** TEXT PASSAGE **
=-=-=-=-=

Pittsburgh Tribune-Review

Former Allegheny Center Mall successful with offices

By Sam Spatter

Tuesday, December 28, 2010

The former Allegheny Center Mall is finding more success since its reincarnation as an office complex.

PNC Financial Services Inc., Bank of America and AT&T offices fill space in the 45-year-old North Side building that once featured major retailers Sears, Woolworth's and Zayres.

The mall is being marketed as the Allegheny Center Office Concourse. One retail business remains, a restaurant called Eco Bistro that PNC created for its employees and recently opened to the public.

Alcoa Properties Inc. developed the $65 million Allegheny Center Mall and nearby office and residential buildings after demolishing 518 structures. The mall at one point had 75 retailers but business dwindled, and most of the stores were gone by the mid-1990s.

Mark Fatla, executive director of the North Side Leadership Conference, said it was the automobile that doomed the retail mall because "within 10 minutes, North Siders can reach major retailers along McKnight Road."

Now, "the conversion to offices makes economic sense."

The former mall is about 75 percent occupied, renovations are planned and tenants are being sought for empty space such as the 60,000 square feet that Equitable Gas Co. vacated a year ago. Allegheny Center Associates, a California-based partnership, owns the mall and adjacent office buildings known as One Allegheny Square and Two Allegheny Center.

=-=-=-=-=

[Page layout parsing data]

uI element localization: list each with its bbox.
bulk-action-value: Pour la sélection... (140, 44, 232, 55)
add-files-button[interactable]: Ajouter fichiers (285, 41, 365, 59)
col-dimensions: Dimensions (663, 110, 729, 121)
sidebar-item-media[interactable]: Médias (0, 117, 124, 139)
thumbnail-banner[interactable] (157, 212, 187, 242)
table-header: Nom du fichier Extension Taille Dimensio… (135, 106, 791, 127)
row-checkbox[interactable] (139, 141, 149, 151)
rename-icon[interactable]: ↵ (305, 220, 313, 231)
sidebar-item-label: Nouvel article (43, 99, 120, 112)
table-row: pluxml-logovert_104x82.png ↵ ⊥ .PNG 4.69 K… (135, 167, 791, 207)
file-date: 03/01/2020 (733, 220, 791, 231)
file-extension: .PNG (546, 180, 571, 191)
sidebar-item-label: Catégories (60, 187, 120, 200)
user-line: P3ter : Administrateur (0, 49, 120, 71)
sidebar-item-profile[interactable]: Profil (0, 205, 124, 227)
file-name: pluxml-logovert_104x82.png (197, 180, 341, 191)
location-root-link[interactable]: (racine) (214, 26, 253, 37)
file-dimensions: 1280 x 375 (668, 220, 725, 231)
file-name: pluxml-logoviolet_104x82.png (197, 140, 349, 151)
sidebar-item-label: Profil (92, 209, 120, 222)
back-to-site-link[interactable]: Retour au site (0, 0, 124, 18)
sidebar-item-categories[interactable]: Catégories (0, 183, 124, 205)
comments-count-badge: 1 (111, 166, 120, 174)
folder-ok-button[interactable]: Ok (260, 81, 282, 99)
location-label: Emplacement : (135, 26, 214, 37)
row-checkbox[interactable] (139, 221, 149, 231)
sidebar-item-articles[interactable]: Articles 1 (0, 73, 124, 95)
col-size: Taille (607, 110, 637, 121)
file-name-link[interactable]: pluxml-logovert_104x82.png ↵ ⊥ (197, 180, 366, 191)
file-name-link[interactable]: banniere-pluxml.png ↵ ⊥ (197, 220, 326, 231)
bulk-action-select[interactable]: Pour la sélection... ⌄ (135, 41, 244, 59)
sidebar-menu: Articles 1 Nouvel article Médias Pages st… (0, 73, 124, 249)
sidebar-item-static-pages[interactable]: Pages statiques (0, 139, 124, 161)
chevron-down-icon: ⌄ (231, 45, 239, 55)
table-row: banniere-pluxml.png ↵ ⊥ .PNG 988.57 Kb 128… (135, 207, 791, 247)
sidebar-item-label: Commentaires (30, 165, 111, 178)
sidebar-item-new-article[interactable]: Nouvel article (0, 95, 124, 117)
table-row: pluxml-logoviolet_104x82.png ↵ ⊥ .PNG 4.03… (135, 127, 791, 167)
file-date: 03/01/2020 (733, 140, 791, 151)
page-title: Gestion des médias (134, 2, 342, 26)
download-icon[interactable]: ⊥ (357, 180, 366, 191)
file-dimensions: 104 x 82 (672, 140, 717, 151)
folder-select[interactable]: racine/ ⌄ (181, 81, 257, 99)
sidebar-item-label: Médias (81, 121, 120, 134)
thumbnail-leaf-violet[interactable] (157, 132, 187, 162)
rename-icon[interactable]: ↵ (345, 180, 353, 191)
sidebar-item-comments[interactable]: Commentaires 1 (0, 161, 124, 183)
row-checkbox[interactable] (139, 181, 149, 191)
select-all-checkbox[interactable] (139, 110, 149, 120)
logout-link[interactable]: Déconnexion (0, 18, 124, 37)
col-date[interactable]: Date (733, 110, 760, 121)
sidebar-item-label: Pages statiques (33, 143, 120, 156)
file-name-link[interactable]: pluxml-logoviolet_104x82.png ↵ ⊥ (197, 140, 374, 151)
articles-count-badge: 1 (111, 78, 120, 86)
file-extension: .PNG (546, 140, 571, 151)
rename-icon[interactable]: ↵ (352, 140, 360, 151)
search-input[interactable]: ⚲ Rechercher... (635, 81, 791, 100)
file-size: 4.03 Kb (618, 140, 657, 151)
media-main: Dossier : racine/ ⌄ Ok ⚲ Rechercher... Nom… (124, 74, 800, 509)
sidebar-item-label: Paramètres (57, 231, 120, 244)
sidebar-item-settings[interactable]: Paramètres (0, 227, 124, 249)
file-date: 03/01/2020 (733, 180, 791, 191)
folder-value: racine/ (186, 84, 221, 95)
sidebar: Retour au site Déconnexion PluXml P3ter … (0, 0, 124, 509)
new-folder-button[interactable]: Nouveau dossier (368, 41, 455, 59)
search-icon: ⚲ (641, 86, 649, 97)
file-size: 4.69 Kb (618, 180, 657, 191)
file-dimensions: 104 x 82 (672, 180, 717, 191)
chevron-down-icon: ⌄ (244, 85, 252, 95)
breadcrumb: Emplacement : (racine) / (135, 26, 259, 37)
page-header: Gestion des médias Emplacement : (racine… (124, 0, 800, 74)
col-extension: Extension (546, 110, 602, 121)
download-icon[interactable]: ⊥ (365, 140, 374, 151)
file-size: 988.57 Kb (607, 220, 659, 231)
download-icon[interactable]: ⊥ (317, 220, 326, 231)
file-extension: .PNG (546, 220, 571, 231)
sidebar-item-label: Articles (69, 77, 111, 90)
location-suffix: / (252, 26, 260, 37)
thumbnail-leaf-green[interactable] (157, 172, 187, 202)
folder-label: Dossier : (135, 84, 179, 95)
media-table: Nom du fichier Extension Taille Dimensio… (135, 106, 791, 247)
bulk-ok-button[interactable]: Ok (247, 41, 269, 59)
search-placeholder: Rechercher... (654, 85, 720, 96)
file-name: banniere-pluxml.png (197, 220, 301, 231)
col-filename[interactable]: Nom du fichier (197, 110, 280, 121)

=-=-=-=-=

** EXERCISE 1 **
Rename "Allegheny Center Mall" as "Allegheny Center shopping mall" in the Allegheny Center Mall article, copying it starting with "Former Allegheny Center Mall successful" and going on through "an office complex.".
** EXERCISE 2 **
According to the Allegheny Center Mall article, about what share of the former mall is occupied?
The rows above are separate material with no connection to the Allegheny Center Mall article.

** RESPONSE BOX 1 **
Former Allegheny Center shopping mall successful with offices

By Sam Spatter

Tuesday, December 28, 2010

The former Allegheny Center shopping mall is finding more success since its reincarnation as an office complex.

** RESPONSE BOX 2 **
About 75 percent.